»»
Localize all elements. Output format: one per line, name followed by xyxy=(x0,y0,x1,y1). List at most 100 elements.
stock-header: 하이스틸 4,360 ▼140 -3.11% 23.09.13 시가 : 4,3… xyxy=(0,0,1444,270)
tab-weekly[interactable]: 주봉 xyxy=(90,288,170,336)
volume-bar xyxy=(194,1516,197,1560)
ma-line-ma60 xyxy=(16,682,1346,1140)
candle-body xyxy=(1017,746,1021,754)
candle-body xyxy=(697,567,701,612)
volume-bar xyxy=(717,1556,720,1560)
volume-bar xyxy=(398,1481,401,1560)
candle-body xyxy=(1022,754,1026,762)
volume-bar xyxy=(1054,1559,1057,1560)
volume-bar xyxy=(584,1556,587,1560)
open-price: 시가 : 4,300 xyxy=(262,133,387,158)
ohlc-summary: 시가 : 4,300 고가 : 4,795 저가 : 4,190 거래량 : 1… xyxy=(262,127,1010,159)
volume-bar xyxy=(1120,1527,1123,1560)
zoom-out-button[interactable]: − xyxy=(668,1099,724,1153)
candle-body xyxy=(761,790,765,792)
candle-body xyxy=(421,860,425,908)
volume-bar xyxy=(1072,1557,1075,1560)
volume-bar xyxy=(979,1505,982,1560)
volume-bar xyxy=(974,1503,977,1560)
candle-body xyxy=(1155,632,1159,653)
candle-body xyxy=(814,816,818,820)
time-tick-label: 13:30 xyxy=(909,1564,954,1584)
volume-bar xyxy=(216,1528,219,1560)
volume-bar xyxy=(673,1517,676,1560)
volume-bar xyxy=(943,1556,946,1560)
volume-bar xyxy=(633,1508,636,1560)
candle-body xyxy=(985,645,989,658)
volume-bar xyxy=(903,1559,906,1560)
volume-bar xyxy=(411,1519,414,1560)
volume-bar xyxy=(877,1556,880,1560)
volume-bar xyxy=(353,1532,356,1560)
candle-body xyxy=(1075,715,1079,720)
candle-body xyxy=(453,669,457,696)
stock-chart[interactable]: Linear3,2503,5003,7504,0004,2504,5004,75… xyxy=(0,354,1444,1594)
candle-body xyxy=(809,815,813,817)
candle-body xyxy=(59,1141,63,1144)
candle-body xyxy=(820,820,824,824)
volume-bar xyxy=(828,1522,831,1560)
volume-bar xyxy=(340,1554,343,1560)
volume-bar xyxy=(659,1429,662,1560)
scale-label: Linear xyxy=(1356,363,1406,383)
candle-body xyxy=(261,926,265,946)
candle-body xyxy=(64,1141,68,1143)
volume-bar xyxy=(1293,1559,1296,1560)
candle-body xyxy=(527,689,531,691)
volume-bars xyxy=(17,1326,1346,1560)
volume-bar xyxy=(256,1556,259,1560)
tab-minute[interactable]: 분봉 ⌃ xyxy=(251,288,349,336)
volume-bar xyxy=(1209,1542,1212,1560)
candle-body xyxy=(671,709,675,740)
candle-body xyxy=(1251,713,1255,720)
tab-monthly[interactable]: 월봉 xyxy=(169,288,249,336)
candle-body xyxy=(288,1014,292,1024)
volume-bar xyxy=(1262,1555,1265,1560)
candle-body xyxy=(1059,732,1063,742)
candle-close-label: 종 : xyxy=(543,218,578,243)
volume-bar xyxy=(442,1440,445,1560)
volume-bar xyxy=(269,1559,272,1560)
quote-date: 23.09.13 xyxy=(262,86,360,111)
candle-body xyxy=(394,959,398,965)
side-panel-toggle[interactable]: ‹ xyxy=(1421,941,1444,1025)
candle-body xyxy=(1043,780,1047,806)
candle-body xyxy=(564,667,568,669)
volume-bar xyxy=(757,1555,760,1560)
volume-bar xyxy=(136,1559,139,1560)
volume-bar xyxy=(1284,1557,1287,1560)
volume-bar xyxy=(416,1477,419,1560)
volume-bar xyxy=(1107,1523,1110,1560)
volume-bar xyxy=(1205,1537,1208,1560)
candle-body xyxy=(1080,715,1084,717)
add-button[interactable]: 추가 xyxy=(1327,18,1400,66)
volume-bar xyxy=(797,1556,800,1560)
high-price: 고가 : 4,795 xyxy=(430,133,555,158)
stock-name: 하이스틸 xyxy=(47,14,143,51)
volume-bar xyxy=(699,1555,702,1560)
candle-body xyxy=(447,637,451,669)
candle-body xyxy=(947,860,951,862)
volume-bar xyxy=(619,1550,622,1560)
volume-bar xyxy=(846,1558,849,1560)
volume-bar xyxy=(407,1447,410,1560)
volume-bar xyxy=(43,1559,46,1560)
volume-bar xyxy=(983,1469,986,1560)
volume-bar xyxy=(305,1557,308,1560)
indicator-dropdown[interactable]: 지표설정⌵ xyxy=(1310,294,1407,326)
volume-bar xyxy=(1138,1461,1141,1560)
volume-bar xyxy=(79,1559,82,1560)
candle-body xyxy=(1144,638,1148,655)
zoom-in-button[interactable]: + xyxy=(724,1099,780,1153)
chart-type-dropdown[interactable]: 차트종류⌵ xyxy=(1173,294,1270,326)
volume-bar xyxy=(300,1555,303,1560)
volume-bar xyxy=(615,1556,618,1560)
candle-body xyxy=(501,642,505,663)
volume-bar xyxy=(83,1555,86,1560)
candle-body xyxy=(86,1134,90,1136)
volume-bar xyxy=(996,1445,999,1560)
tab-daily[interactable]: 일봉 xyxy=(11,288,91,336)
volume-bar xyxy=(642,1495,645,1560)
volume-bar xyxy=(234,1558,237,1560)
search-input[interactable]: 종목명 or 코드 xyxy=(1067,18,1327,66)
««
»»
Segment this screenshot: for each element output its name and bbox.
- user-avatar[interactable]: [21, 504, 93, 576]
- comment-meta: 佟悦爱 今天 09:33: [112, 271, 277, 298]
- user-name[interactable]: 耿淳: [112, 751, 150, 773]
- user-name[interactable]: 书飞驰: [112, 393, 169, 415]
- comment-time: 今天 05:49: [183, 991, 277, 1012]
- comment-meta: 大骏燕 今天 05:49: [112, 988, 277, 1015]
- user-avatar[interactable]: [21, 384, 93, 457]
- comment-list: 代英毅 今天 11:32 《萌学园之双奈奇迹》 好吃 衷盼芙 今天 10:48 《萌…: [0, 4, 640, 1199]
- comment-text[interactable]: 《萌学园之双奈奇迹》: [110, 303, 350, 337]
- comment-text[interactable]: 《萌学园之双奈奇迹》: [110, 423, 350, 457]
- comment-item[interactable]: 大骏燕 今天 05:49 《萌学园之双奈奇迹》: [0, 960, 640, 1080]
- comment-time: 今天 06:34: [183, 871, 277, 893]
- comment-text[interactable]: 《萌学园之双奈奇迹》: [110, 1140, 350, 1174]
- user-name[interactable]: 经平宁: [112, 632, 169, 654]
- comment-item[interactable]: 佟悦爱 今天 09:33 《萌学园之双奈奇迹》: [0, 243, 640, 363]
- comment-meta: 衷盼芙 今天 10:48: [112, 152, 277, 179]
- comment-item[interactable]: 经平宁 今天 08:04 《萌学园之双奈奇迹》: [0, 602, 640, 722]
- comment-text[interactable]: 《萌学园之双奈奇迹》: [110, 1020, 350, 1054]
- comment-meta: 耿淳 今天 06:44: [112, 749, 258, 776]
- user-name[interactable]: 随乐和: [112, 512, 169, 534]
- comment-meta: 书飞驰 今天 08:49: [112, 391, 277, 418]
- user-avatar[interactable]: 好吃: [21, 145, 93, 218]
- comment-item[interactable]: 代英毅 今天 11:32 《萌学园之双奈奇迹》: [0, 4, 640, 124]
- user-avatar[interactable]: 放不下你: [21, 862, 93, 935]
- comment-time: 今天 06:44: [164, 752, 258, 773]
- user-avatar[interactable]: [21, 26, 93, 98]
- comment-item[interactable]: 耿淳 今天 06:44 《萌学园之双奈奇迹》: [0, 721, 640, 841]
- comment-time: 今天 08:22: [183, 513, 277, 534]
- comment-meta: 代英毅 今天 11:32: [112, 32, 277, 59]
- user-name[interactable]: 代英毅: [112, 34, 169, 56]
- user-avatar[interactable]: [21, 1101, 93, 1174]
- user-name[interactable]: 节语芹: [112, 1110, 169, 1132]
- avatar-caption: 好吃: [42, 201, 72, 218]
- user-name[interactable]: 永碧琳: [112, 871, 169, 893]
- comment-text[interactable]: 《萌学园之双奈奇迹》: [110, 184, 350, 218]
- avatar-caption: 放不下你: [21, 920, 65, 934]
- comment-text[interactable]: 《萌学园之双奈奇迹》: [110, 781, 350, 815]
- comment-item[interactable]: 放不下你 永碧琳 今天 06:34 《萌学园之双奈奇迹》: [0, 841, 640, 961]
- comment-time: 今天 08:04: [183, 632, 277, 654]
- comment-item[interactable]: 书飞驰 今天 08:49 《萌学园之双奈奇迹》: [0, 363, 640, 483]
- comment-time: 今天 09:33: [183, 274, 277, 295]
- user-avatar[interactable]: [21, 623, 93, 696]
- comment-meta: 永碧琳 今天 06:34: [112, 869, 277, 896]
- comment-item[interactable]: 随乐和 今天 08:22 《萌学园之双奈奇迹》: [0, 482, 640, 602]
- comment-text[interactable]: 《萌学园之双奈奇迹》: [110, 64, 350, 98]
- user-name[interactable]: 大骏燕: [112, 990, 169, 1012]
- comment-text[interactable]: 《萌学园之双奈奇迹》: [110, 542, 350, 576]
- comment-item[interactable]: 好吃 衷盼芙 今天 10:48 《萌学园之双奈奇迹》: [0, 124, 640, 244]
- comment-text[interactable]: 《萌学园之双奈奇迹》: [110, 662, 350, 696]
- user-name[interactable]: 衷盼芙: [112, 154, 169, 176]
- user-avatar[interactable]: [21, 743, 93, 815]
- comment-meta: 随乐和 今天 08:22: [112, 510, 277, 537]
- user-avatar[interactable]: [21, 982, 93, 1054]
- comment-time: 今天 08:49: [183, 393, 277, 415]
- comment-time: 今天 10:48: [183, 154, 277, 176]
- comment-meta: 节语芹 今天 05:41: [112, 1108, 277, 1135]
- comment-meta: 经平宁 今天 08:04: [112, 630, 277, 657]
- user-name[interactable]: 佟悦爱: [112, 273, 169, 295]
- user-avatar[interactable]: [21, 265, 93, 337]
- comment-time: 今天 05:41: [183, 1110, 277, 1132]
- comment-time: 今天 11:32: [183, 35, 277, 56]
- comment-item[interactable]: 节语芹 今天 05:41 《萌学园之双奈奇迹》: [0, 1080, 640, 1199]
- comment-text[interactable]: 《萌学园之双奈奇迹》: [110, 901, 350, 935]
««
In the records, write out again everything from the line containing "Localize all elements." down to the line containing "time-tick-label: 13:30 xyxy=(909,1564,954,1584)", substituting "candlestick-body" for every "candle-body" and leaving all else unchanged. Return only those lines.

Localize all elements. Output format: one per line, name followed by xyxy=(x0,y0,x1,y1). List at most 100 elements.
stock-header: 하이스틸 4,360 ▼140 -3.11% 23.09.13 시가 : 4,3… xyxy=(0,0,1444,270)
tab-weekly[interactable]: 주봉 xyxy=(90,288,170,336)
volume-bar xyxy=(194,1516,197,1560)
ma-line-ma60 xyxy=(16,682,1346,1140)
candlestick-body xyxy=(1017,746,1021,754)
candlestick-body xyxy=(697,567,701,612)
volume-bar xyxy=(717,1556,720,1560)
volume-bar xyxy=(398,1481,401,1560)
candlestick-body xyxy=(1022,754,1026,762)
volume-bar xyxy=(1054,1559,1057,1560)
volume-bar xyxy=(584,1556,587,1560)
open-price: 시가 : 4,300 xyxy=(262,133,387,158)
ohlc-summary: 시가 : 4,300 고가 : 4,795 저가 : 4,190 거래량 : 1… xyxy=(262,127,1010,159)
volume-bar xyxy=(1120,1527,1123,1560)
zoom-out-button[interactable]: − xyxy=(668,1099,724,1153)
candlestick-body xyxy=(761,790,765,792)
candlestick-body xyxy=(421,860,425,908)
volume-bar xyxy=(1072,1557,1075,1560)
volume-bar xyxy=(979,1505,982,1560)
volume-bar xyxy=(974,1503,977,1560)
candlestick-body xyxy=(1155,632,1159,653)
candlestick-body xyxy=(814,816,818,820)
time-tick-label: 13:30 xyxy=(909,1564,954,1584)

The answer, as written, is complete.